▸ What is asked
Print out the entries below with no edits.

▸ Dataset rows
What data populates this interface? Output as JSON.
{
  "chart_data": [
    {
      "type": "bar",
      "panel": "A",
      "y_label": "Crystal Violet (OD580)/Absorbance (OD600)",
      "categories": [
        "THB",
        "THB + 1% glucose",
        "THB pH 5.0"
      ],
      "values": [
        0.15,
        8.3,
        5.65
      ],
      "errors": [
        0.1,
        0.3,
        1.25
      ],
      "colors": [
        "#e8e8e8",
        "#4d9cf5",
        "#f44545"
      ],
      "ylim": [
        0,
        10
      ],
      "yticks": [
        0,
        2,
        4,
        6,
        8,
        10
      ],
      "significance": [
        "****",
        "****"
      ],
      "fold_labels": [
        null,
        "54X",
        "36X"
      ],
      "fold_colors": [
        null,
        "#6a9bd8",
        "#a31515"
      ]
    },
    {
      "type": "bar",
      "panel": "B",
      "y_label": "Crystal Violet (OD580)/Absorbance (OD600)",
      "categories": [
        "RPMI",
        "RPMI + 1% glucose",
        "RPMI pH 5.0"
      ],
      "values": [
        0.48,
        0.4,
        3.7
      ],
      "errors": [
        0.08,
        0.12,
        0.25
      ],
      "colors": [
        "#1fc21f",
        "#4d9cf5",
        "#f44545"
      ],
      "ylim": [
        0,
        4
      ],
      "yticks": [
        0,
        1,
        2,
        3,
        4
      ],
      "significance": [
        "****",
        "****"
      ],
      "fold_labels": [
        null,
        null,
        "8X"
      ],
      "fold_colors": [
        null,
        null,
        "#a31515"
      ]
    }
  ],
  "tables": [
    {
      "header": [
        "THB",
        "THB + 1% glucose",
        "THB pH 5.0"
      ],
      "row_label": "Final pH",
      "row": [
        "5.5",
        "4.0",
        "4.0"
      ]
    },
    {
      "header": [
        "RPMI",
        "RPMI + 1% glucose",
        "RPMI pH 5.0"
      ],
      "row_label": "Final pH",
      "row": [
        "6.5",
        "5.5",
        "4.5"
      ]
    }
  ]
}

▸ Response to the task
What data populates this interface? Output as JSON.
{
  "chart_data": [
    {
      "type": "bar",
      "panel": "A",
      "y_label": "Crystal Violet (OD580)/Absorbance (OD600)",
      "categories": [
        "THB",
        "THB + 1% glucose",
        "THB pH 5.0"
      ],
      "values": [
        0.15,
        8.3,
        5.65
      ],
      "errors": [
        0.1,
        0.3,
        1.25
      ],
      "colors": [
        "#e8e8e8",
        "#4d9cf5",
        "#f44545"
      ],
      "ylim": [
        0,
        10
      ],
      "yticks": [
        0,
        2,
        4,
        6,
        8,
        10
      ],
      "significance": [
        "****",
        "****"
      ],
      "fold_labels": [
        null,
        "54X",
        "36X"
      ],
      "fold_colors": [
        null,
        "#6a9bd8",
        "#a31515"
      ]
    },
    {
      "type": "bar",
      "panel": "B",
      "y_label": "Crystal Violet (OD580)/Absorbance (OD600)",
      "categories": [
        "RPMI",
        "RPMI + 1% glucose",
        "RPMI pH 5.0"
      ],
      "values": [
        0.48,
        0.4,
        3.7
      ],
      "errors": [
        0.08,
        0.12,
        0.25
      ],
      "colors": [
        "#1fc21f",
        "#4d9cf5",
        "#f44545"
      ],
      "ylim": [
        0,
        4
      ],
      "yticks": [
        0,
        1,
        2,
        3,
        4
      ],
      "significance": [
        "****",
        "****"
      ],
      "fold_labels": [
        null,
        null,
        "8X"
      ],
      "fold_colors": [
        null,
        null,
        "#a31515"
      ]
    }
  ],
  "tables": [
    {
      "header": [
        "THB",
        "THB + 1% glucose",
        "THB pH 5.0"
      ],
      "row_label": "Final pH",
      "row": [
        "5.5",
        "4.0",
        "4.0"
      ]
    },
    {
      "header": [
        "RPMI",
        "RPMI + 1% glucose",
        "RPMI pH 5.0"
      ],
      "row_label": "Final pH",
      "row": [
        "6.5",
        "5.5",
        "4.5"
      ]
    }
  ]
}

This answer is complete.